_EXERCISE_. Count the lines in the material below that contain the string "space", and reply with the number alone.

_AVAILABLE RECORDS_.

.....

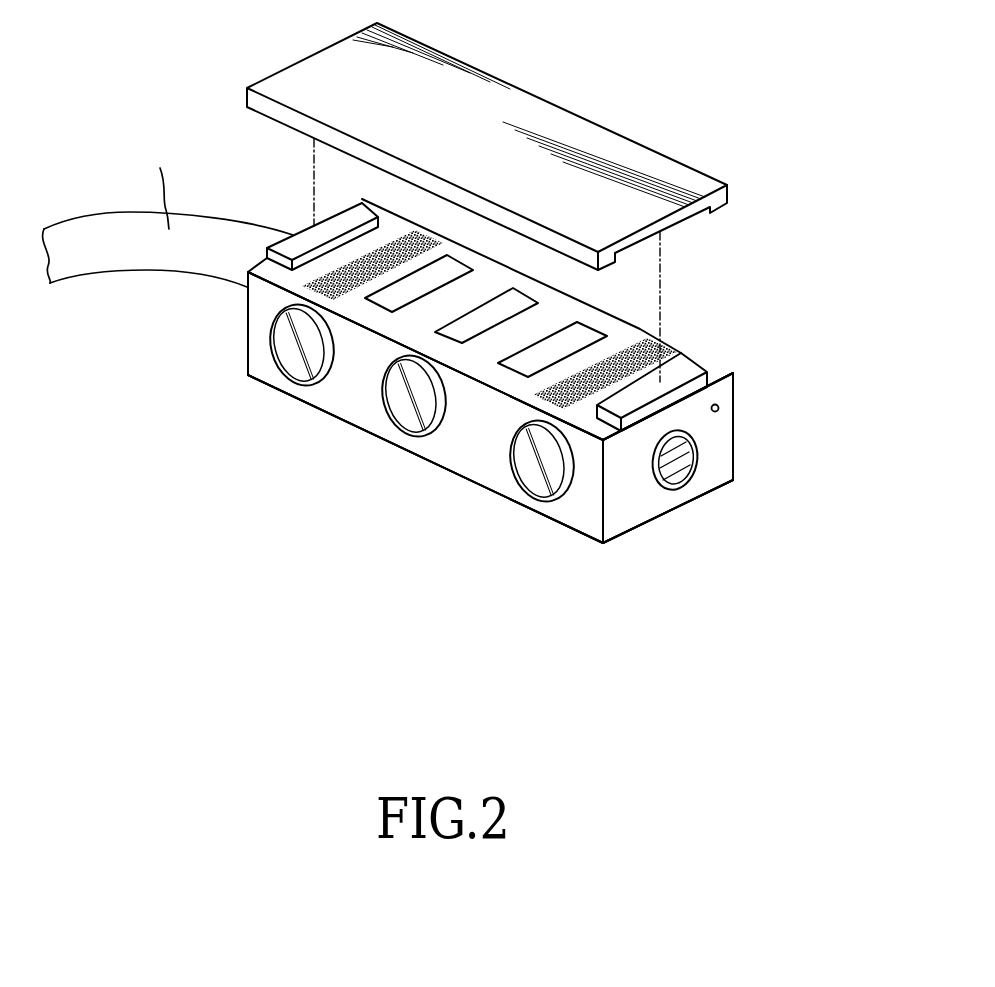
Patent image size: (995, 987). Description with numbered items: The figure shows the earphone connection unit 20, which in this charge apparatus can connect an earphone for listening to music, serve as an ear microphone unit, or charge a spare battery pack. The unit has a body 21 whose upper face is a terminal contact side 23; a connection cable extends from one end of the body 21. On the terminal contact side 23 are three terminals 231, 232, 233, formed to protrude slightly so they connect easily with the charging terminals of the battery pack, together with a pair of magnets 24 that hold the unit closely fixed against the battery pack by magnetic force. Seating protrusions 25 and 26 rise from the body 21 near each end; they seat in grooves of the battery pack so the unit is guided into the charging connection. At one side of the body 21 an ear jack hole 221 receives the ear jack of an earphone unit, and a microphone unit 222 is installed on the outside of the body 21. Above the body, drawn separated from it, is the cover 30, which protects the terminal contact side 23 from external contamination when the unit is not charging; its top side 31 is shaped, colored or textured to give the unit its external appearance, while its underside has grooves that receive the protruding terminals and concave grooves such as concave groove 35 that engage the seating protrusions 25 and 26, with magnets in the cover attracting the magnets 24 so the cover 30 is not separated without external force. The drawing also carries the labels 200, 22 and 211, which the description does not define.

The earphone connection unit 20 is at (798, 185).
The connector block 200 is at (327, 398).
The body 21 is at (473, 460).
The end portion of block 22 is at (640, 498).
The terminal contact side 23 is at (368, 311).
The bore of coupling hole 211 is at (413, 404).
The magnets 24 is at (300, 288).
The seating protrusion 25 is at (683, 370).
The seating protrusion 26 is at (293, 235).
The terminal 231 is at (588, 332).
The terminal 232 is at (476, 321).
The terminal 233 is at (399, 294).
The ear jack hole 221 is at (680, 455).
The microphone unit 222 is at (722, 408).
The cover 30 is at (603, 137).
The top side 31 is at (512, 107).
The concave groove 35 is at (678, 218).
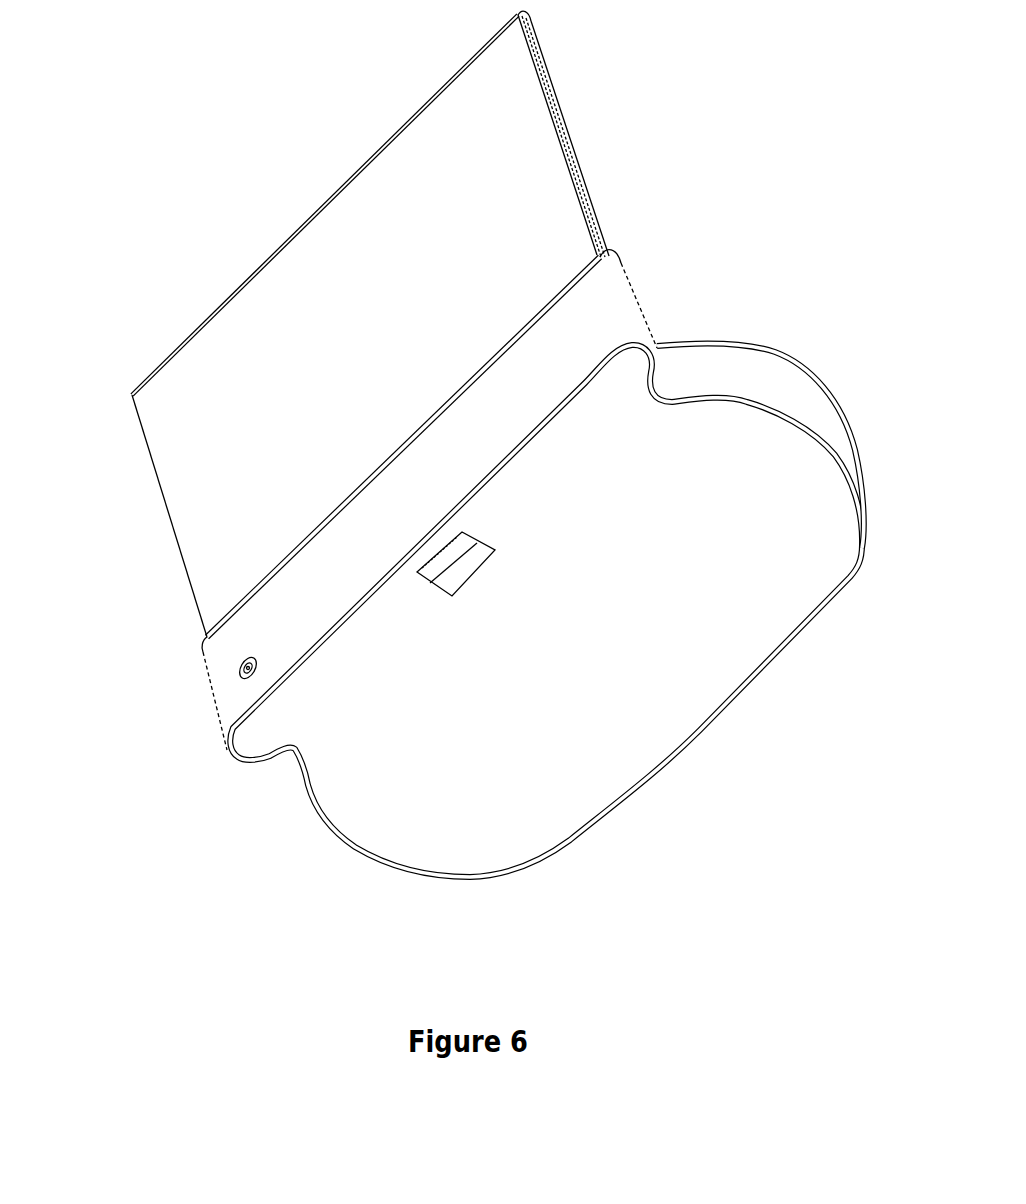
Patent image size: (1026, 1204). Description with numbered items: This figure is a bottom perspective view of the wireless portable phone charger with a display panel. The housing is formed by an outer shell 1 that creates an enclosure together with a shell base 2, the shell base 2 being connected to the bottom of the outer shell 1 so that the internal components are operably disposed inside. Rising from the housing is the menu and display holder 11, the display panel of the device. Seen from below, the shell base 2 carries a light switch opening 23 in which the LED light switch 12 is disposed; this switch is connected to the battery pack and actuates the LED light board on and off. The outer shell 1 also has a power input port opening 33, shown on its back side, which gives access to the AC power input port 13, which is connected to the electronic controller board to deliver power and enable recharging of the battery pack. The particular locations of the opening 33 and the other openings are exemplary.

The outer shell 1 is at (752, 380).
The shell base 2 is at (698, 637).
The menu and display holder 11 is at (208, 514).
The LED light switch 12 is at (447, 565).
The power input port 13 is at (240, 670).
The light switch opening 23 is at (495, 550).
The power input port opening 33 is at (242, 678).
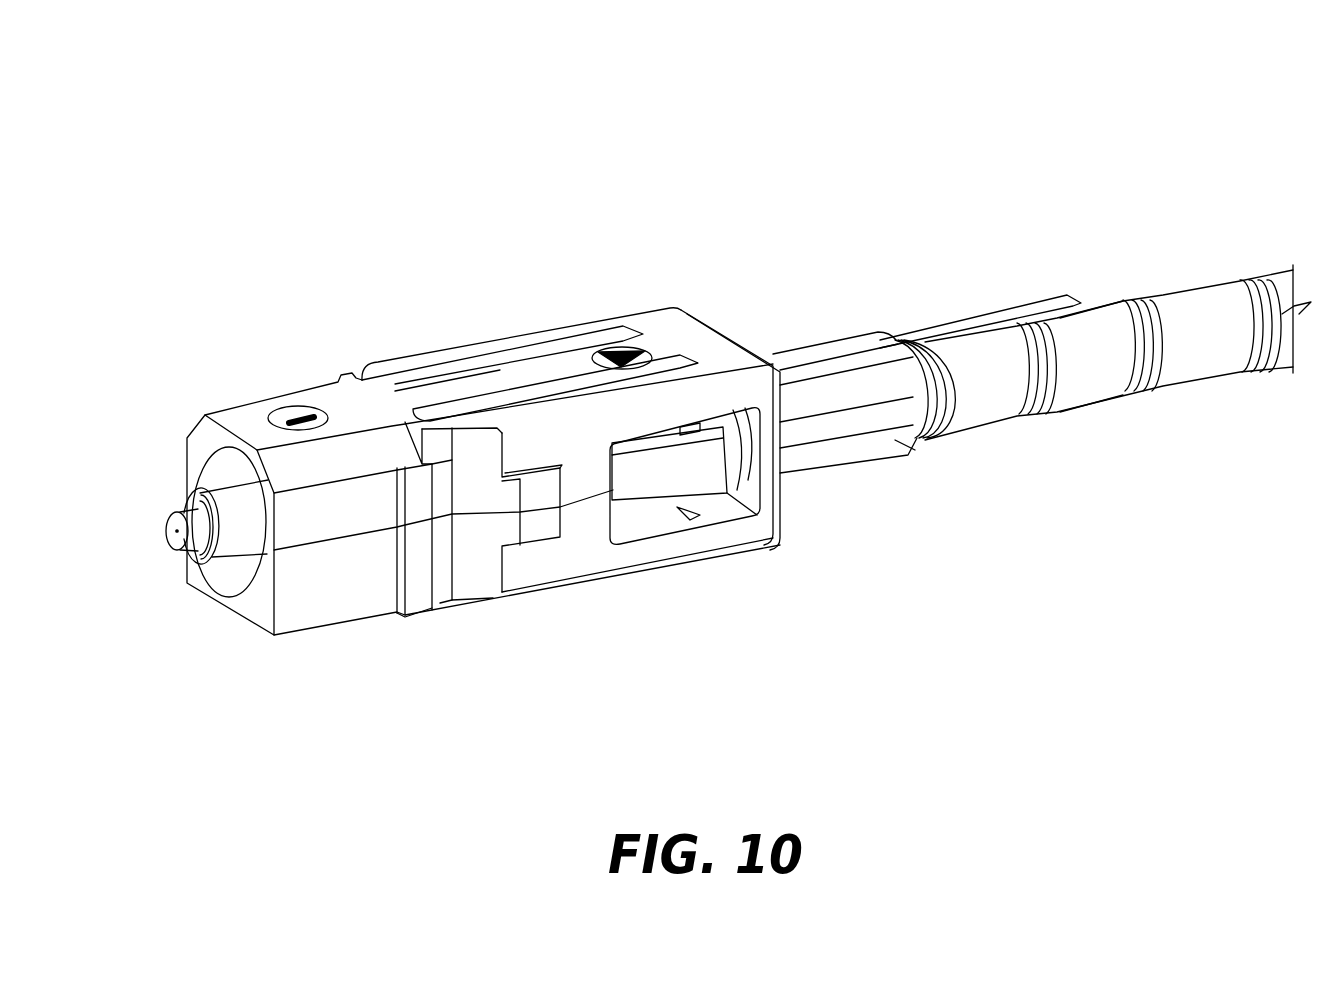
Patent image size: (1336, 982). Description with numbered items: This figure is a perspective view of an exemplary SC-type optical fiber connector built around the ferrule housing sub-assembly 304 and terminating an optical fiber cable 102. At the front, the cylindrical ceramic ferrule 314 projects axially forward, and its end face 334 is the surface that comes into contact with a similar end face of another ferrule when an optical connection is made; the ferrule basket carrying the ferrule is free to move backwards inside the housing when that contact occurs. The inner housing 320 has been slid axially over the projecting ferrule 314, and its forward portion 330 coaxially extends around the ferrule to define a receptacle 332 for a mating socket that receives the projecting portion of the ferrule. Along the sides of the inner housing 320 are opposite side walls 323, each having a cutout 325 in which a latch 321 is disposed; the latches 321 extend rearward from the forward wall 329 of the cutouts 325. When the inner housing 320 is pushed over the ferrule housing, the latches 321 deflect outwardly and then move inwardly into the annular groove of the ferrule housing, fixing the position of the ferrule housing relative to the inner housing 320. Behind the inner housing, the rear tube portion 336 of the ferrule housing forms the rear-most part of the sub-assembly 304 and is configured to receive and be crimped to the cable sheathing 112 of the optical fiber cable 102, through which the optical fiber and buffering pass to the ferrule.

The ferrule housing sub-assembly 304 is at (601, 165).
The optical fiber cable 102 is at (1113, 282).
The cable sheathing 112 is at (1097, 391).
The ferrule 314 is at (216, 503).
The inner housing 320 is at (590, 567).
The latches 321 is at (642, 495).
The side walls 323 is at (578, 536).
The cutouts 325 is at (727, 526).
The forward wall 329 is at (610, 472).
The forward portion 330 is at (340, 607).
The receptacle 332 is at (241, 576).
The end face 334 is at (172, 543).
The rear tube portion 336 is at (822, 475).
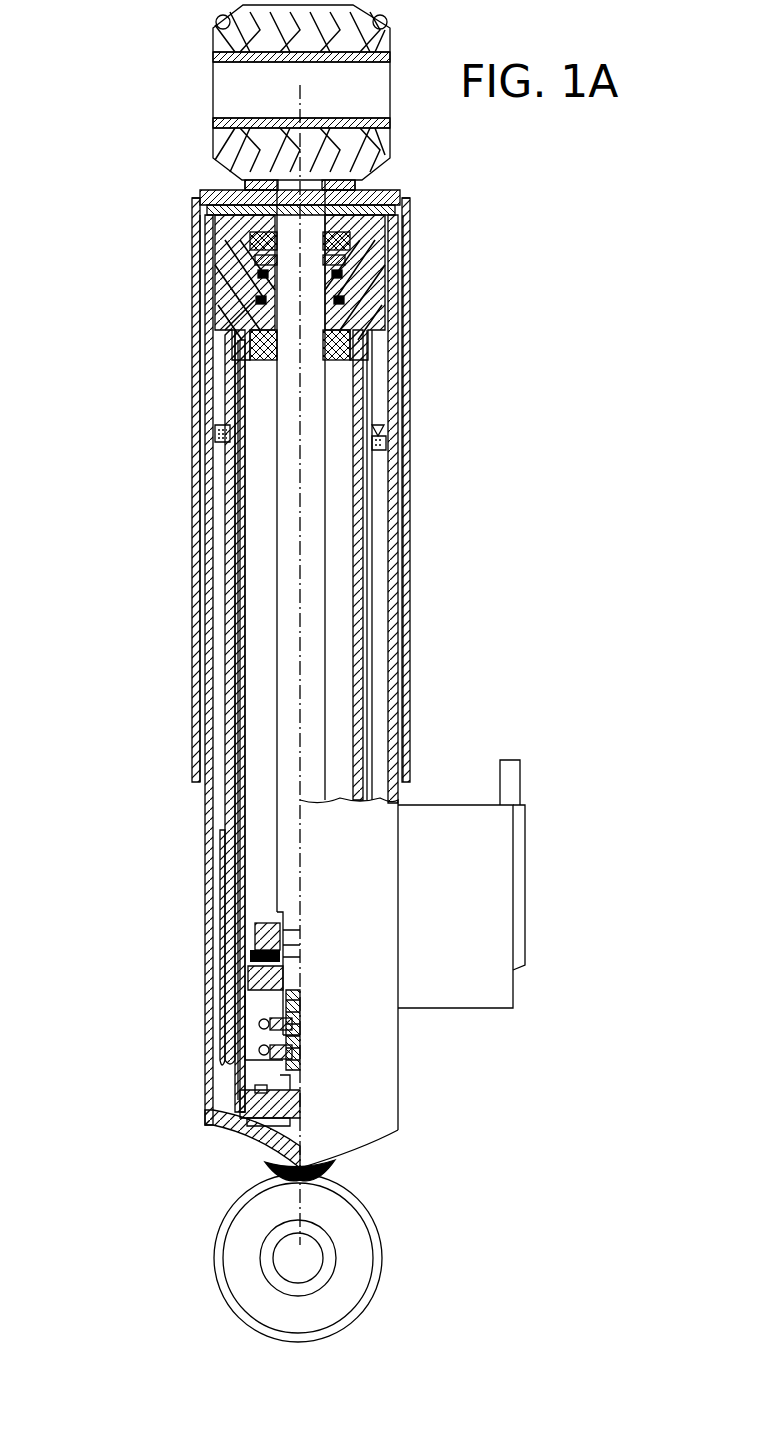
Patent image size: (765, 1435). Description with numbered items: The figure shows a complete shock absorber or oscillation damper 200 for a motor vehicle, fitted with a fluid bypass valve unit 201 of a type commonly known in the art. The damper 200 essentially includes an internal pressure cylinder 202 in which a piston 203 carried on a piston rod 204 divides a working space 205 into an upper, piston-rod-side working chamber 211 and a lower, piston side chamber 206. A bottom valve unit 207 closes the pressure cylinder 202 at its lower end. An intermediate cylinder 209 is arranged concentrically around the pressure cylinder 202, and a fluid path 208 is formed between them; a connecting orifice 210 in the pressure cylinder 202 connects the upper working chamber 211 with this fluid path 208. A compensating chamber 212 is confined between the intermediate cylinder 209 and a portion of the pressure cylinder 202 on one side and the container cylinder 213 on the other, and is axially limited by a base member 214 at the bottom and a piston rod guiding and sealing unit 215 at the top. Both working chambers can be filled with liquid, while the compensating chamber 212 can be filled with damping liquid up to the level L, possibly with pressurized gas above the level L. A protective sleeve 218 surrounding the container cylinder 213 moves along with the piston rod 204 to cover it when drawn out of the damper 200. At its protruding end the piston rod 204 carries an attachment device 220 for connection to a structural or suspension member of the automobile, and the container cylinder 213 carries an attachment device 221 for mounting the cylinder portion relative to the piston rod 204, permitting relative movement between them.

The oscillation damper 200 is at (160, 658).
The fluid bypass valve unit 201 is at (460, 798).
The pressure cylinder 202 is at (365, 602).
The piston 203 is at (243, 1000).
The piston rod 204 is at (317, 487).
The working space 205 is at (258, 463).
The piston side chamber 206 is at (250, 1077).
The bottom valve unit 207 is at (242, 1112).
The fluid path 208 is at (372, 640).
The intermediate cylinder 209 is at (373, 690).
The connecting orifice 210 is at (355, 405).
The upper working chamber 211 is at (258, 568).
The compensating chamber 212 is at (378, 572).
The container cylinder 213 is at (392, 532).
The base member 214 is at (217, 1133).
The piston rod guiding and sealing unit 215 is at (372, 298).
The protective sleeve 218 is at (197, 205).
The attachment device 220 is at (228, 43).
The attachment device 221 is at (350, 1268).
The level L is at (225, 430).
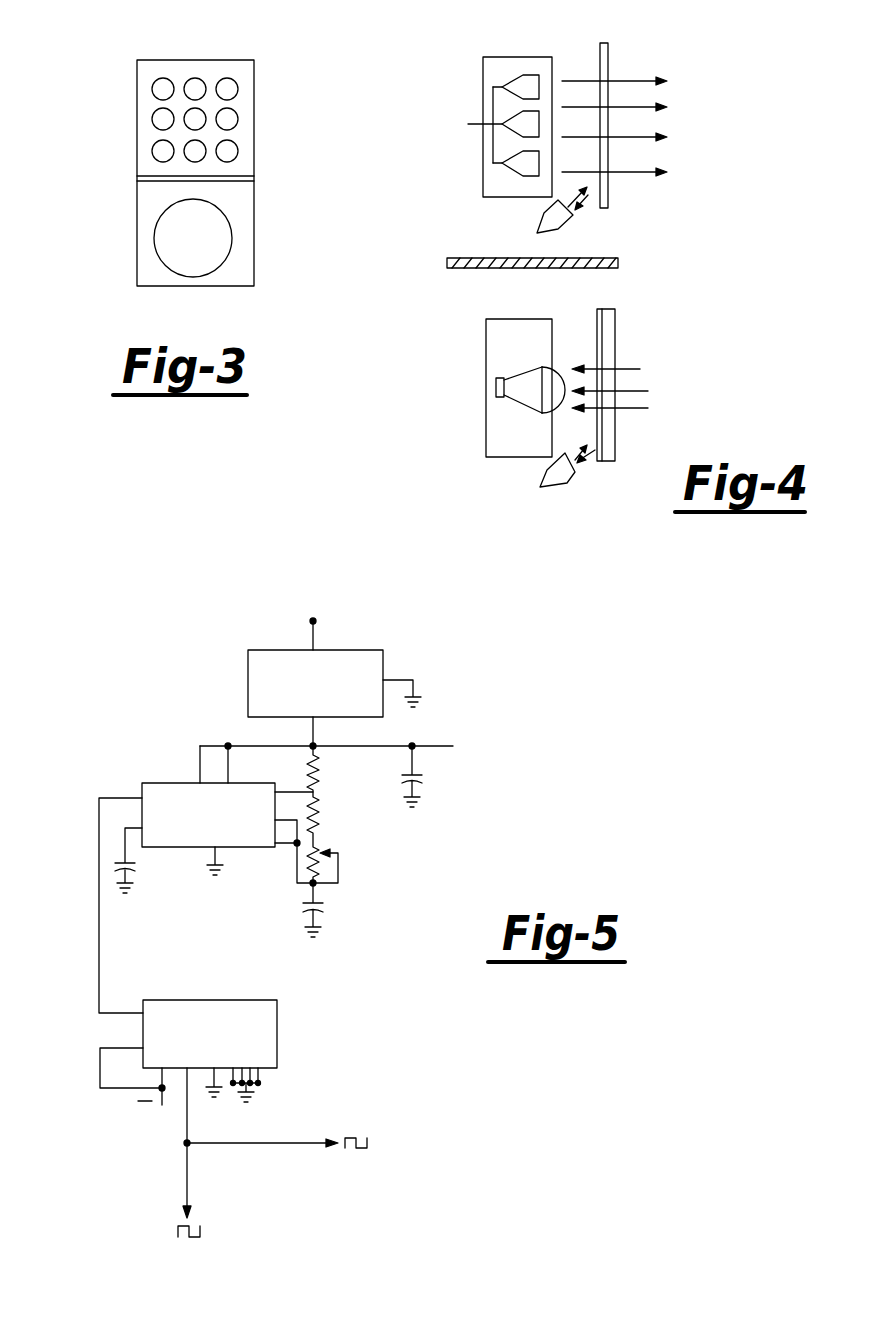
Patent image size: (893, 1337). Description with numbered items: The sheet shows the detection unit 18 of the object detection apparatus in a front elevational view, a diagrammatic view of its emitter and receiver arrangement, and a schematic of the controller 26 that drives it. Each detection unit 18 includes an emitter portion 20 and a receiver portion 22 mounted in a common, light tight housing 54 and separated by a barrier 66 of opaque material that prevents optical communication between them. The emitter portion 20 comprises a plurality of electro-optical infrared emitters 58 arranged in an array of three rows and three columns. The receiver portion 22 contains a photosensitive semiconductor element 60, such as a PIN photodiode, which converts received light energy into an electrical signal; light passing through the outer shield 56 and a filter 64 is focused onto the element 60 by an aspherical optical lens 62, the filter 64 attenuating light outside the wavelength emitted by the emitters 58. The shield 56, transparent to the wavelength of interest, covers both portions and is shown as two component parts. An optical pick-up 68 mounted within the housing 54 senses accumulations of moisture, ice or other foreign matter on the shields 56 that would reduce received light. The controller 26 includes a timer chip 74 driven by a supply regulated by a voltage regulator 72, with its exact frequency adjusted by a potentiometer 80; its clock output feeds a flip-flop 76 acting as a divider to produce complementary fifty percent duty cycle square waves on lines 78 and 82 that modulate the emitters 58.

.....

_EXPECTED OUTPUT_. 2